__INSTRUCTION__. Pick out each line containing the string "title".

__Records excerpted from a collection__.

· · · ·

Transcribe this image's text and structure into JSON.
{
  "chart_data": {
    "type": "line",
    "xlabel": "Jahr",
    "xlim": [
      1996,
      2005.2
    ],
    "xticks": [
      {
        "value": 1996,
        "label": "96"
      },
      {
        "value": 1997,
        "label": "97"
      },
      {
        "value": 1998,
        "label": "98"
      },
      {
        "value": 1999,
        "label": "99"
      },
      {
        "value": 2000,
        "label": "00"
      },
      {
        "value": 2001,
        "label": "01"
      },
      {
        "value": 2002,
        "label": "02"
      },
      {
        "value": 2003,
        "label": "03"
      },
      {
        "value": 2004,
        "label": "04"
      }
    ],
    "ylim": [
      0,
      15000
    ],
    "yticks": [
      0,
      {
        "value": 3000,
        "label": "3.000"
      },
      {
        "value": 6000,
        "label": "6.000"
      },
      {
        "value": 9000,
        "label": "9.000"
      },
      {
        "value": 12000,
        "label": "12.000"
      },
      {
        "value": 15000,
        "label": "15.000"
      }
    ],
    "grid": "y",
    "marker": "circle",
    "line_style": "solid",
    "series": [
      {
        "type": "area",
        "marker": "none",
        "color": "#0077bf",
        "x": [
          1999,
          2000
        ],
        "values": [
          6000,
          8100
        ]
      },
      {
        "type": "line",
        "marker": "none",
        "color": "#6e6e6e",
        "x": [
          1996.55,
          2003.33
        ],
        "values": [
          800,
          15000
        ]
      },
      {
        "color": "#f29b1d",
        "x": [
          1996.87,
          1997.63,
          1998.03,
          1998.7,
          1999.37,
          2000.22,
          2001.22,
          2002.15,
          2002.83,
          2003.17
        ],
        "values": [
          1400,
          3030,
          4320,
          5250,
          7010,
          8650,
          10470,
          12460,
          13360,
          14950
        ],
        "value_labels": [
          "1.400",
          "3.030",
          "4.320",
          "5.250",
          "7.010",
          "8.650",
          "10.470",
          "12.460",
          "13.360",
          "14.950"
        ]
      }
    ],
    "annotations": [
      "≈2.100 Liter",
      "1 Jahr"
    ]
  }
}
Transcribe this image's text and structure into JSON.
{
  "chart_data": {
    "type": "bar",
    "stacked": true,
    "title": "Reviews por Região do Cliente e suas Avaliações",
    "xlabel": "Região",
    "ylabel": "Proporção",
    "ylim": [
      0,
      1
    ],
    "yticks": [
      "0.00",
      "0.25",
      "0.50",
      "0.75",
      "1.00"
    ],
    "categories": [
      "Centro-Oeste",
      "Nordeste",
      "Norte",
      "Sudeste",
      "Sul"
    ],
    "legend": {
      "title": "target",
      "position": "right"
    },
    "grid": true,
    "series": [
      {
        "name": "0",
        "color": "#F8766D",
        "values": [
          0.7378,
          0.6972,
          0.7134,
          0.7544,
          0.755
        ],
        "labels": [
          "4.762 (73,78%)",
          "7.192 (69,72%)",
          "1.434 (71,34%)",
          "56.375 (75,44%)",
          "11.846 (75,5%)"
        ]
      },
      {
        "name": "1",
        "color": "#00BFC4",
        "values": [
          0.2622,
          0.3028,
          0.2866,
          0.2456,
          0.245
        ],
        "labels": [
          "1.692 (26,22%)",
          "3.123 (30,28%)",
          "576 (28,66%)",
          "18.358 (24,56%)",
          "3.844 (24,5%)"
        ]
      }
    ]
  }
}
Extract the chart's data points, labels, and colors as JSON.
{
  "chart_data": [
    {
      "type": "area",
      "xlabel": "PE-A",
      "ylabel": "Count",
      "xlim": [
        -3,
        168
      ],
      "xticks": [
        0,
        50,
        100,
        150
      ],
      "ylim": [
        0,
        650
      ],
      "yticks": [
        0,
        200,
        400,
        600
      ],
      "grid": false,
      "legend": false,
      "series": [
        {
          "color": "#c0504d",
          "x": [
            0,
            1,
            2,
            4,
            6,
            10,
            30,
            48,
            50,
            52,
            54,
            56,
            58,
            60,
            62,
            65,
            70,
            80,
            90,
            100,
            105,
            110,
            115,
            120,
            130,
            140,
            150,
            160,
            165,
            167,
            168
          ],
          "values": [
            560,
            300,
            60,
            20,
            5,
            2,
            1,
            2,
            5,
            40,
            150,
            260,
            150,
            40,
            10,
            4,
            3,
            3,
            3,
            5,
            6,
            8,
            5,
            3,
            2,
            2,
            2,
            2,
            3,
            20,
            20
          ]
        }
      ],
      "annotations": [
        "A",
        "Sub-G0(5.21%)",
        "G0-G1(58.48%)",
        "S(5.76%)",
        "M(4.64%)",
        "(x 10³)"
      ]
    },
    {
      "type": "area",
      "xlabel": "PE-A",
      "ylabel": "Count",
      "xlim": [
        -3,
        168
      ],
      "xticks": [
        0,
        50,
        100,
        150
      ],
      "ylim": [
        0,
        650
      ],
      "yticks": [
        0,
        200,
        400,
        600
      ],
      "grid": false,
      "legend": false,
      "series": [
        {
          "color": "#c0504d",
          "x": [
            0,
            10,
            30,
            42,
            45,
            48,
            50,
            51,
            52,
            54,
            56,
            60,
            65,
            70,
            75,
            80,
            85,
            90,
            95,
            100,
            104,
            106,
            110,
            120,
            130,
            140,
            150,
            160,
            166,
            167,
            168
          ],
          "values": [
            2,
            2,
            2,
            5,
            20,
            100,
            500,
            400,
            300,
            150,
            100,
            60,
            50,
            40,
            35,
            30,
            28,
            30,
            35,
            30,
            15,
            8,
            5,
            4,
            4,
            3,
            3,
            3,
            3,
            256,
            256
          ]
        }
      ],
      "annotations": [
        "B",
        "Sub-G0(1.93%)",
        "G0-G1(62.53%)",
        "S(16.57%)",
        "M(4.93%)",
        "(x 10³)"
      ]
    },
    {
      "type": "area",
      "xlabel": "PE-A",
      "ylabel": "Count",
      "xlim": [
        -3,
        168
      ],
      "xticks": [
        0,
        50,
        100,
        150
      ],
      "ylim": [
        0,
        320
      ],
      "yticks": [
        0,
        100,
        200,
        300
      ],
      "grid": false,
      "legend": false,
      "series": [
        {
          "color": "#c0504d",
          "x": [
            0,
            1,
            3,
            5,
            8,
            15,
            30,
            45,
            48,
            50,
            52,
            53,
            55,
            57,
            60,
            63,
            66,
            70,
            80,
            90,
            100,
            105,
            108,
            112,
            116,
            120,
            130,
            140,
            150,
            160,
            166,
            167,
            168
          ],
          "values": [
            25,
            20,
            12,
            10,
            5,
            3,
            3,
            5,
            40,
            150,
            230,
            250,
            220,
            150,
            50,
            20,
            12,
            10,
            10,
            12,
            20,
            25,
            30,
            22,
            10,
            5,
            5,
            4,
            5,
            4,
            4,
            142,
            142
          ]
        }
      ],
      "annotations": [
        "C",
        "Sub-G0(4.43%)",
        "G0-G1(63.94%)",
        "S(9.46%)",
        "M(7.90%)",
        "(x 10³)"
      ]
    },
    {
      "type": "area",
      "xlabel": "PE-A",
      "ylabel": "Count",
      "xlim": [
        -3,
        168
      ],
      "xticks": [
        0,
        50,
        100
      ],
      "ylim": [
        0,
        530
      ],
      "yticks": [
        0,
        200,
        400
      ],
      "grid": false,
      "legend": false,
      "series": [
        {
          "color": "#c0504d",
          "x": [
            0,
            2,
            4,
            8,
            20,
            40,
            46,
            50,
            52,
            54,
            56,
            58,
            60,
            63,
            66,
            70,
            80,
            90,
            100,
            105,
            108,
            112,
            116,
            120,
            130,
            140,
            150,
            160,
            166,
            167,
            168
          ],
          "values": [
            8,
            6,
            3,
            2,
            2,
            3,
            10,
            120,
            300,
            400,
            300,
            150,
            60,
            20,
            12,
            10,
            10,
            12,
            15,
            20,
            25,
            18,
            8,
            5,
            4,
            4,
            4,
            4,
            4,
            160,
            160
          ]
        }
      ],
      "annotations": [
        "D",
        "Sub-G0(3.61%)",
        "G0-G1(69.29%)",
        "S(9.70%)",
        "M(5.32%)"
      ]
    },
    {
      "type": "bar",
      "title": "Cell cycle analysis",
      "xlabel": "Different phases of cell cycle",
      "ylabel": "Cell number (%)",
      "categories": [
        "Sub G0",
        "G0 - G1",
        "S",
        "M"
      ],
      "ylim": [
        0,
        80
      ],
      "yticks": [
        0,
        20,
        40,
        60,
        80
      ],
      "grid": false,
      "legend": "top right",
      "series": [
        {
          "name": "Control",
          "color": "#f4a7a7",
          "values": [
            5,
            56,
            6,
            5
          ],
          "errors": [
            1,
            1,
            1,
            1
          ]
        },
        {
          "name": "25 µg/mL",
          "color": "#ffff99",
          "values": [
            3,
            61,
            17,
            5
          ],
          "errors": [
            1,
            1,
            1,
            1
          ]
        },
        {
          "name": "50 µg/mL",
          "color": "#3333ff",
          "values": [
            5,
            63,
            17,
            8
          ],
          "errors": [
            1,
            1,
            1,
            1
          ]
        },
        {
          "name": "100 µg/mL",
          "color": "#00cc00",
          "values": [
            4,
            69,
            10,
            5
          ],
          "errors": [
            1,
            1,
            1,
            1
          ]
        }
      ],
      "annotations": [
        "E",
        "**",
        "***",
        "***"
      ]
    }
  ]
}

· · · ·

__THE COMPLETED TASK__.
    "title": "Reviews por Região do Cliente e suas Avaliações",
      "title": "target",
      "title": "Cell cycle analysis",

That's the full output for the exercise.